Source records:

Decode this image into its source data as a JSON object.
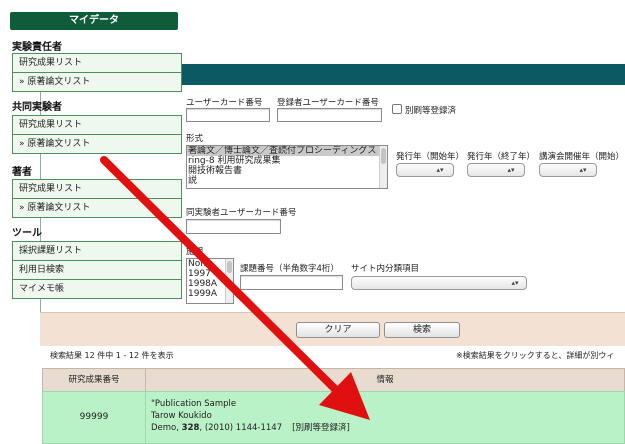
{
  "sidebar": {
    "title": "マイデータ",
    "sections": [
      {
        "heading": "実験責任者",
        "items": [
          "研究成果リスト",
          "» 原著論文リスト"
        ]
      },
      {
        "heading": "共同実験者",
        "items": [
          "研究成果リスト",
          "» 原著論文リスト"
        ]
      },
      {
        "heading": "著者",
        "items": [
          "研究成果リスト",
          "» 原著論文リスト"
        ]
      },
      {
        "heading": "ツール",
        "items": [
          "採択課題リスト",
          "利用日検索",
          "マイメモ帳"
        ]
      }
    ]
  },
  "form": {
    "user_card_label": "ユーザーカード番号",
    "registrant_card_label": "登録者ユーザーカード番号",
    "reprint_label": "別刷等登録済",
    "format_label": "形式",
    "format_options": [
      "著論文／博士論文／査読付プロシーディングス",
      "ring-8 利用研究成果集",
      "開技術報告書",
      "説"
    ],
    "pub_year_start_label": "発行年（開始年）",
    "pub_year_end_label": "発行年（終了年）",
    "conf_year_start_label": "講演会開催年（開始）",
    "coexperimenter_label": "同実験者ユーザーカード番号",
    "period_label": "施期",
    "period_options": [
      "None",
      "1997",
      "1998A",
      "1999A"
    ],
    "project_no_label": "課題番号（半角数字4桁）",
    "site_category_label": "サイト内分類項目",
    "clear_button": "クリア",
    "search_button": "検索"
  },
  "results": {
    "count_text": "検索結果 12 件中 1 - 12 件を表示",
    "note_text": "※検索結果をクリックすると、詳細が別ウィ",
    "columns": [
      "研究成果番号",
      "情報"
    ],
    "rows": [
      {
        "id": "99999",
        "title": "\"Publication Sample",
        "author": "Tarow Koukido",
        "journal": "Demo, ",
        "volume": "328",
        "pages": ", (2010) 1144-1147",
        "reprint_tag": "[別刷等登録済]"
      }
    ]
  },
  "colors": {
    "header": "#0b5a63",
    "sidebar_title": "#0f5c3a",
    "result_row": "#b9f2c6",
    "arrow": "#e01010"
  }
}
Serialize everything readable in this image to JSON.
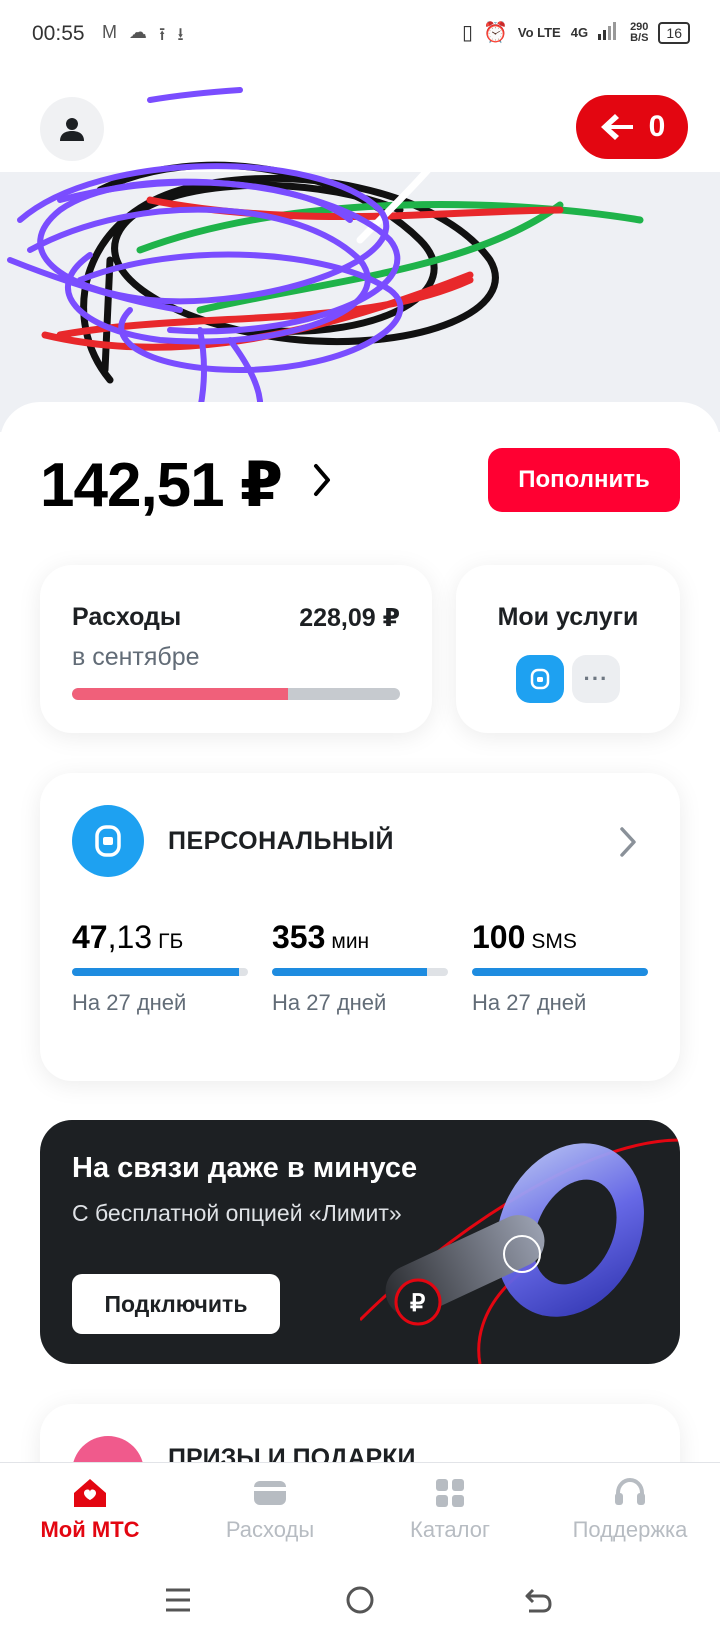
{
  "status_bar": {
    "time": "00:55",
    "network": "Vo LTE",
    "network_gen": "4G",
    "speed_value": "290",
    "speed_unit": "B/S",
    "battery": "16"
  },
  "header": {
    "cashback_count": "0"
  },
  "balance": {
    "amount": "142,51 ₽"
  },
  "topup_label": "Пополнить",
  "expenses_card": {
    "title": "Расходы",
    "amount": "228,09 ₽",
    "period": "в сентябре",
    "progress": 0.66
  },
  "services_card": {
    "title": "Мои услуги",
    "more": "···"
  },
  "tariff": {
    "name": "ПЕРСОНАЛЬНЫЙ",
    "quotas": [
      {
        "int": "47",
        "dec": ",13",
        "unit": "ГБ",
        "days": "На 27 дней",
        "progress": 0.95
      },
      {
        "int": "353",
        "dec": "",
        "unit": "мин",
        "days": "На 27 дней",
        "progress": 0.88
      },
      {
        "int": "100",
        "dec": "",
        "unit": "SMS",
        "days": "На 27 дней",
        "progress": 1.0
      }
    ]
  },
  "promo": {
    "title": "На связи даже в минусе",
    "subtitle": "С бесплатной опцией «Лимит»",
    "button": "Подключить"
  },
  "prizes": {
    "title": "ПРИЗЫ И ПОДАРКИ"
  },
  "tabs": [
    {
      "label": "Мой МТС",
      "icon": "house-icon",
      "active": true
    },
    {
      "label": "Расходы",
      "icon": "wallet-icon",
      "active": false
    },
    {
      "label": "Каталог",
      "icon": "grid-icon",
      "active": false
    },
    {
      "label": "Поддержка",
      "icon": "headset-icon",
      "active": false
    }
  ],
  "colors": {
    "brand_red": "#e30611",
    "accent_blue": "#1ea1f1",
    "expense_pink": "#f0607a"
  }
}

* Aim *
Restate the data above word for word. Do not include the images.

* Written response *
Decode this image into its source data as a JSON object.
{
  "sidebar": {
    "title": "マイデータ",
    "sections": [
      {
        "heading": "実験責任者",
        "items": [
          "研究成果リスト",
          "» 原著論文リスト"
        ]
      },
      {
        "heading": "共同実験者",
        "items": [
          "研究成果リスト",
          "» 原著論文リスト"
        ]
      },
      {
        "heading": "著者",
        "items": [
          "研究成果リスト",
          "» 原著論文リスト"
        ]
      },
      {
        "heading": "ツール",
        "items": [
          "採択課題リスト",
          "利用日検索",
          "マイメモ帳"
        ]
      }
    ]
  },
  "form": {
    "user_card_label": "ユーザーカード番号",
    "registrant_card_label": "登録者ユーザーカード番号",
    "reprint_label": "別刷等登録済",
    "format_label": "形式",
    "format_options": [
      "著論文／博士論文／査読付プロシーディングス",
      "ring-8 利用研究成果集",
      "開技術報告書",
      "説"
    ],
    "pub_year_start_label": "発行年（開始年）",
    "pub_year_end_label": "発行年（終了年）",
    "conf_year_start_label": "講演会開催年（開始）",
    "coexperimenter_label": "同実験者ユーザーカード番号",
    "period_label": "施期",
    "period_options": [
      "None",
      "1997",
      "1998A",
      "1999A"
    ],
    "project_no_label": "課題番号（半角数字4桁）",
    "site_category_label": "サイト内分類項目",
    "clear_button": "クリア",
    "search_button": "検索"
  },
  "results": {
    "count_text": "検索結果 12 件中 1 - 12 件を表示",
    "note_text": "※検索結果をクリックすると、詳細が別ウィ",
    "columns": [
      "研究成果番号",
      "情報"
    ],
    "rows": [
      {
        "id": "99999",
        "title": "\"Publication Sample",
        "author": "Tarow Koukido",
        "journal": "Demo, ",
        "volume": "328",
        "pages": ", (2010) 1144-1147",
        "reprint_tag": "[別刷等登録済]"
      }
    ]
  },
  "colors": {
    "header": "#0b5a63",
    "sidebar_title": "#0f5c3a",
    "result_row": "#b9f2c6",
    "arrow": "#e01010"
  }
}
Serialize everything readable in this image to JSON.
{
  "status_bar": {
    "time": "00:55",
    "network": "Vo LTE",
    "network_gen": "4G",
    "speed_value": "290",
    "speed_unit": "B/S",
    "battery": "16"
  },
  "header": {
    "cashback_count": "0"
  },
  "balance": {
    "amount": "142,51 ₽"
  },
  "topup_label": "Пополнить",
  "expenses_card": {
    "title": "Расходы",
    "amount": "228,09 ₽",
    "period": "в сентябре",
    "progress": 0.66
  },
  "services_card": {
    "title": "Мои услуги",
    "more": "···"
  },
  "tariff": {
    "name": "ПЕРСОНАЛЬНЫЙ",
    "quotas": [
      {
        "int": "47",
        "dec": ",13",
        "unit": "ГБ",
        "days": "На 27 дней",
        "progress": 0.95
      },
      {
        "int": "353",
        "dec": "",
        "unit": "мин",
        "days": "На 27 дней",
        "progress": 0.88
      },
      {
        "int": "100",
        "dec": "",
        "unit": "SMS",
        "days": "На 27 дней",
        "progress": 1.0
      }
    ]
  },
  "promo": {
    "title": "На связи даже в минусе",
    "subtitle": "С бесплатной опцией «Лимит»",
    "button": "Подключить"
  },
  "prizes": {
    "title": "ПРИЗЫ И ПОДАРКИ"
  },
  "tabs": [
    {
      "label": "Мой МТС",
      "icon": "house-icon",
      "active": true
    },
    {
      "label": "Расходы",
      "icon": "wallet-icon",
      "active": false
    },
    {
      "label": "Каталог",
      "icon": "grid-icon",
      "active": false
    },
    {
      "label": "Поддержка",
      "icon": "headset-icon",
      "active": false
    }
  ],
  "colors": {
    "brand_red": "#e30611",
    "accent_blue": "#1ea1f1",
    "expense_pink": "#f0607a"
  }
}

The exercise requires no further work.